__WRITTEN REQUEST__: Reproduce verbatim the lines in the rows below, starting with the line that contains "window: ModuleCellGen Example" and ending with the line that contains "noise-grid: F1 = 1", inclusive.

__RECORDS PROVIDED__:
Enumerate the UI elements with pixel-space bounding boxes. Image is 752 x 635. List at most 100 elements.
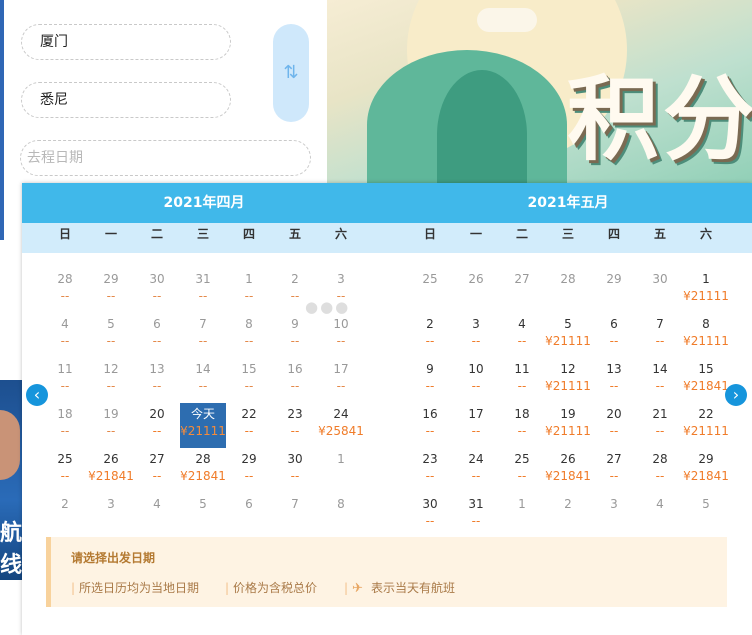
day-price: -- (106, 379, 116, 393)
calendar-day[interactable]: 19 ¥21111 (545, 403, 591, 448)
calendar-day[interactable]: 18 -- (499, 403, 545, 448)
calendar-day[interactable]: 26 ¥21841 (88, 448, 134, 493)
calendar-day: 8 -- (226, 313, 272, 358)
calendar-day[interactable]: 29 -- (226, 448, 272, 493)
calendar-day[interactable]: 16 -- (407, 403, 453, 448)
calendar-day[interactable]: 9 -- (407, 358, 453, 403)
calendar-day[interactable]: 29 ¥21841 (683, 448, 729, 493)
calendar-day[interactable]: 11 -- (499, 358, 545, 403)
day-number: 1 (702, 272, 710, 286)
calendar-day: 8 (318, 493, 364, 538)
calendar-day[interactable]: 22 -- (226, 403, 272, 448)
arrival-city-field[interactable]: 悉尼 (21, 82, 231, 118)
swap-cities-button[interactable]: ⇅ (273, 24, 309, 122)
day-price: -- (244, 289, 254, 303)
day-price: -- (244, 334, 254, 348)
calendar-day[interactable]: 24 -- (453, 448, 499, 493)
day-number: 12 (103, 362, 119, 376)
calendar-day[interactable]: 30 -- (272, 448, 318, 493)
date-picker: 2021年四月 2021年五月 日一二三四五六日一二三四五六 28 -- 29 -- 3… (22, 183, 752, 635)
photo-caption: 航线 (0, 521, 23, 578)
day-price (226, 513, 272, 531)
calendar-day[interactable]: 14 -- (637, 358, 683, 403)
notice-flight-available: | ✈ 表示当天有航班 (344, 579, 455, 596)
calendar-day[interactable]: 15 ¥21841 (683, 358, 729, 403)
day-number: 11 (514, 362, 530, 376)
calendar-day[interactable]: 25 -- (499, 448, 545, 493)
calendar-header: 2021年四月 2021年五月 (22, 183, 752, 223)
calendar-day[interactable]: 28 ¥21841 (180, 448, 226, 493)
calendar-day[interactable]: 5 ¥21111 (545, 313, 591, 358)
calendar-day[interactable]: 1 ¥21111 (683, 268, 729, 313)
day-price: ¥21111 (683, 289, 729, 303)
day-number: 4 (61, 317, 69, 331)
departure-city-field[interactable]: 厦门 (21, 24, 231, 60)
day-price: -- (60, 424, 70, 438)
calendar-day[interactable]: 4 -- (499, 313, 545, 358)
calendar-day[interactable]: 23 -- (272, 403, 318, 448)
calendar-day[interactable]: 31 -- (453, 493, 499, 538)
day-number: 27 (149, 452, 165, 466)
calendar-day[interactable]: 25 -- (42, 448, 88, 493)
day-number: 14 (652, 362, 668, 376)
day-number: 7 (291, 497, 299, 511)
day-number: 18 (514, 407, 530, 421)
day-price: -- (152, 334, 162, 348)
calendar-day: 16 -- (272, 358, 318, 403)
calendar-day: 1 -- (226, 268, 272, 313)
calendar-day[interactable]: 7 -- (637, 313, 683, 358)
day-price (591, 513, 637, 531)
day-price: -- (517, 424, 527, 438)
weekday-label: 一 (104, 227, 117, 241)
day-number: 19 (560, 407, 576, 421)
weekday-label: 五 (653, 227, 666, 241)
calendar-day[interactable]: 2 -- (407, 313, 453, 358)
calendar-day[interactable]: 28 -- (637, 448, 683, 493)
day-price: -- (655, 334, 665, 348)
calendar-day[interactable]: 20 -- (591, 403, 637, 448)
weekday-label: 一 (469, 227, 482, 241)
day-number: 30 (652, 272, 668, 286)
calendar-day[interactable]: 10 -- (453, 358, 499, 403)
calendar-day-today[interactable]: 今天 ¥21111 (180, 403, 226, 448)
day-price: -- (336, 334, 346, 348)
calendar-day[interactable]: 23 -- (407, 448, 453, 493)
weekday-header-row: 日一二三四五六日一二三四五六 (22, 223, 752, 253)
promo-photo[interactable]: 航线 (0, 380, 22, 580)
day-price: -- (425, 514, 435, 528)
calendar-day: 28 -- (42, 268, 88, 313)
calendar-day: 13 -- (134, 358, 180, 403)
calendar-day[interactable]: 22 ¥21111 (683, 403, 729, 448)
calendar-day[interactable]: 3 -- (453, 313, 499, 358)
calendar-day[interactable]: 13 -- (591, 358, 637, 403)
next-month-button[interactable]: › (725, 384, 747, 406)
day-price: -- (609, 469, 619, 483)
calendar-day[interactable]: 26 ¥21841 (545, 448, 591, 493)
day-number: 7 (656, 317, 664, 331)
promo-banner[interactable]: 积分 (327, 0, 752, 190)
calendar-day[interactable]: 27 -- (134, 448, 180, 493)
day-number: 22 (698, 407, 714, 421)
calendar-day[interactable]: 30 -- (407, 493, 453, 538)
calendar-day[interactable]: 24 ¥25841 (318, 403, 364, 448)
calendar-day[interactable]: 20 -- (134, 403, 180, 448)
day-price (180, 513, 226, 531)
day-price: -- (517, 469, 527, 483)
departure-date-input[interactable]: 去程日期 (20, 140, 311, 176)
day-number: 12 (560, 362, 576, 376)
calendar-day[interactable]: 17 -- (453, 403, 499, 448)
calendar-day[interactable]: 21 -- (637, 403, 683, 448)
day-number: 26 (468, 272, 484, 286)
day-price: -- (290, 334, 300, 348)
calendar-day[interactable]: 12 ¥21111 (545, 358, 591, 403)
day-number: 4 (153, 497, 161, 511)
calendar-day[interactable]: 6 -- (591, 313, 637, 358)
day-price (545, 513, 591, 531)
calendar-day[interactable]: 27 -- (591, 448, 637, 493)
day-price (272, 513, 318, 531)
prev-month-button[interactable]: ‹ (26, 384, 48, 406)
calendar-day: 1 (318, 448, 364, 493)
calendar-day: 14 -- (180, 358, 226, 403)
weekday-label: 二 (150, 227, 163, 241)
calendar-day[interactable]: 8 ¥21111 (683, 313, 729, 358)
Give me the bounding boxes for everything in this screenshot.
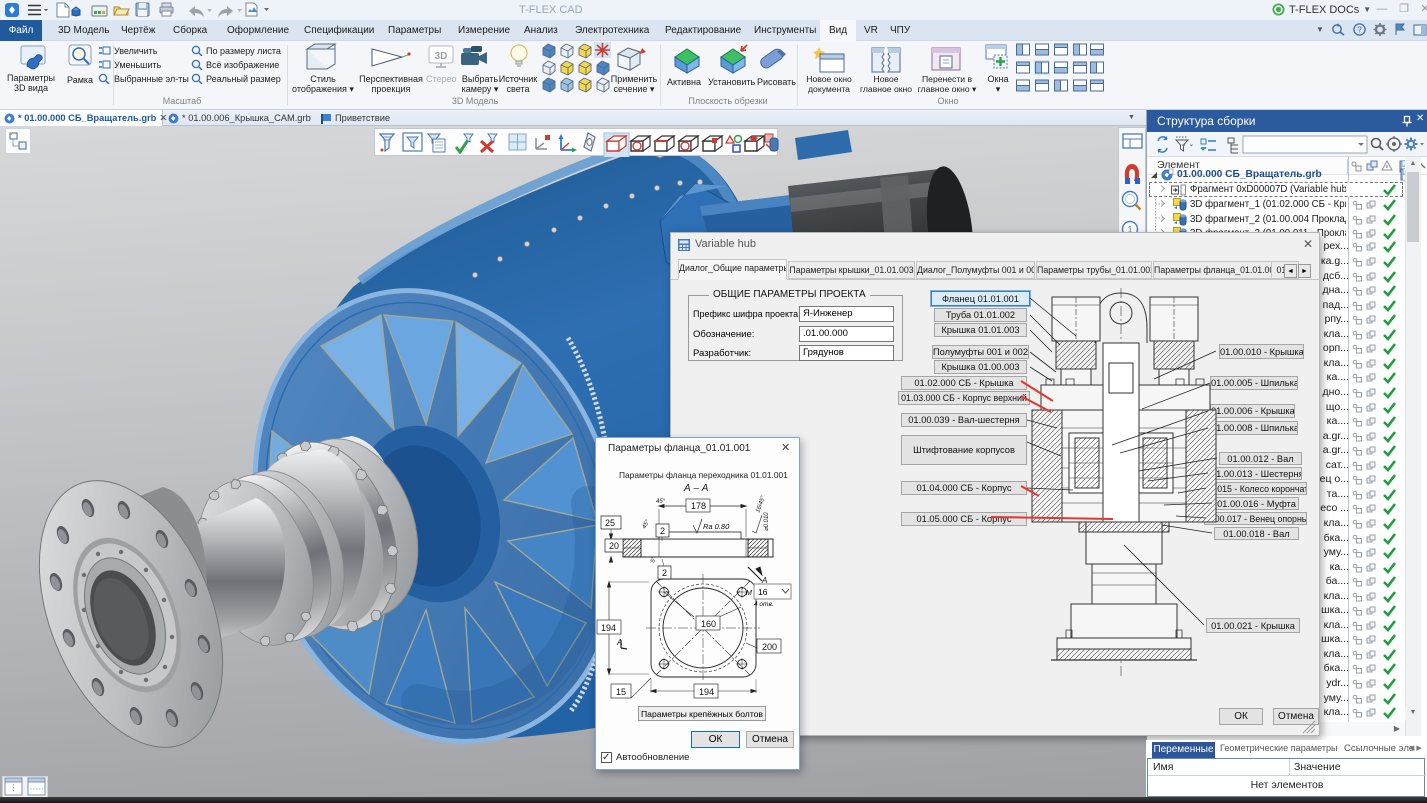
svg-text:?: ? [1357, 25, 1362, 35]
svg-text:25: 25 [605, 518, 615, 528]
svg-text:А: А [616, 638, 622, 647]
svg-text:2: 2 [660, 526, 665, 536]
svg-text:160: 160 [701, 619, 716, 629]
svg-text:45°: 45° [642, 519, 652, 530]
svg-text:194: 194 [601, 623, 616, 633]
svg-text:2: 2 [662, 568, 667, 578]
svg-text:4 отв.: 4 отв. [754, 601, 774, 608]
svg-text:178: 178 [691, 501, 706, 511]
svg-text:194: 194 [699, 687, 714, 697]
svg-text:16: 16 [758, 587, 768, 597]
svg-text:20: 20 [609, 541, 619, 551]
svg-text:M: M [746, 590, 752, 597]
svg-text:Ra 0.80: Ra 0.80 [703, 522, 730, 531]
svg-text:200: 200 [762, 642, 777, 652]
svg-text:3D: 3D [435, 51, 448, 62]
svg-text:16í45°: 16í45° [755, 495, 767, 514]
svg-text:45°: 45° [656, 499, 666, 505]
svg-text:15: 15 [616, 687, 626, 697]
svg-text:⌀0.010: ⌀0.010 [764, 512, 770, 531]
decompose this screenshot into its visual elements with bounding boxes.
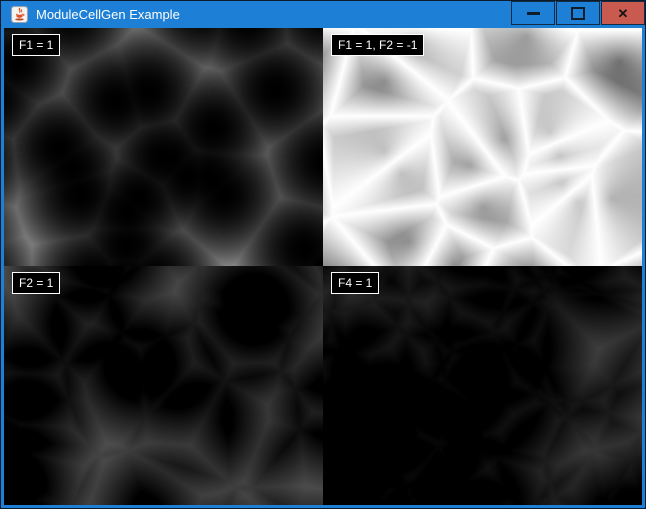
window: ModuleCellGen Example ✕ F1 = 1 F1 = 1, F… xyxy=(0,0,646,509)
noise-canvas-f1-minus-f2 xyxy=(323,28,642,266)
window-controls: ✕ xyxy=(510,1,645,25)
maximize-icon xyxy=(571,7,585,20)
noise-canvas-f2 xyxy=(4,266,323,505)
titlebar[interactable]: ModuleCellGen Example ✕ xyxy=(1,1,645,28)
panel-label-f2: F2 = 1 xyxy=(12,272,60,294)
panel-f2: F2 = 1 xyxy=(4,266,323,505)
noise-grid: F1 = 1 F1 = 1, F2 = -1 F2 = 1 F4 = 1 xyxy=(4,28,642,508)
panel-label-f1: F1 = 1 xyxy=(12,34,60,56)
window-title: ModuleCellGen Example xyxy=(36,1,180,28)
maximize-button[interactable] xyxy=(556,1,600,25)
panel-f1-minus-f2: F1 = 1, F2 = -1 xyxy=(323,28,642,266)
noise-canvas-f1 xyxy=(4,28,323,266)
panel-label-f1-minus-f2: F1 = 1, F2 = -1 xyxy=(331,34,424,56)
panel-label-f4: F4 = 1 xyxy=(331,272,379,294)
minimize-icon xyxy=(527,12,540,15)
close-icon: ✕ xyxy=(618,7,629,20)
java-coffee-cup-icon xyxy=(11,6,28,23)
panel-f1: F1 = 1 xyxy=(4,28,323,266)
noise-canvas-f4 xyxy=(323,266,642,505)
close-button[interactable]: ✕ xyxy=(601,1,645,25)
minimize-button[interactable] xyxy=(511,1,555,25)
panel-f4: F4 = 1 xyxy=(323,266,642,505)
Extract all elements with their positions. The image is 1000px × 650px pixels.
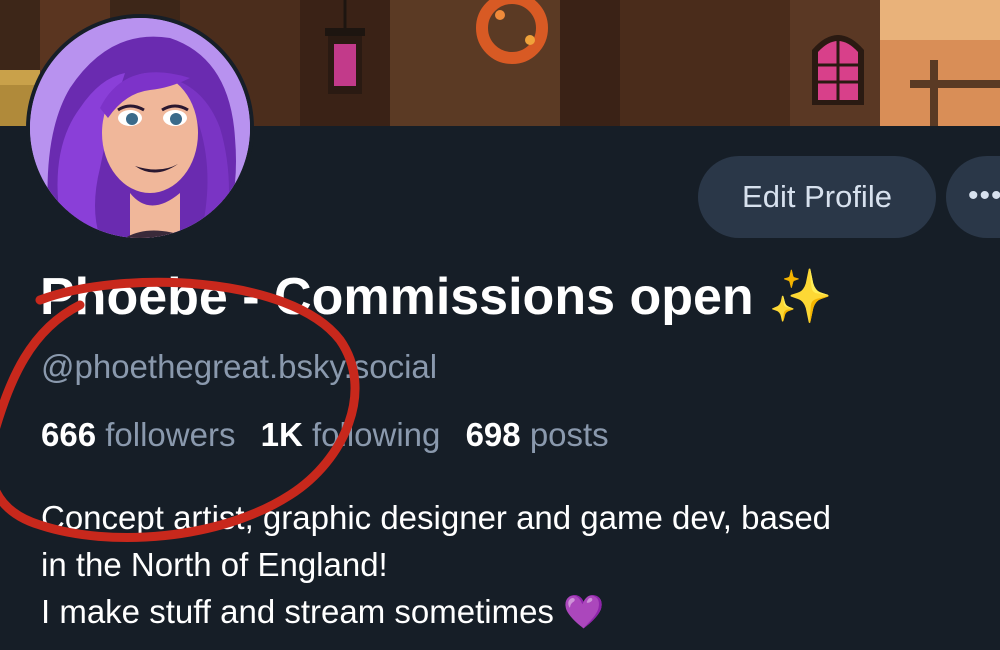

__ANSWER TO THIS EXERCISE__:
window: ModuleCellGen Example ✕ F1 = 1 F1 = 1, F… xyxy=(0,0,646,509)
noise-canvas-f1-minus-f2 xyxy=(323,28,642,266)
window-controls: ✕ xyxy=(510,1,645,25)
maximize-icon xyxy=(571,7,585,20)
noise-canvas-f2 xyxy=(4,266,323,505)
titlebar[interactable]: ModuleCellGen Example ✕ xyxy=(1,1,645,28)
panel-label-f2: F2 = 1 xyxy=(12,272,60,294)
panel-f2: F2 = 1 xyxy=(4,266,323,505)
noise-grid: F1 = 1 F1 = 1, F2 = -1 F2 = 1 F4 = 1 xyxy=(4,28,642,508)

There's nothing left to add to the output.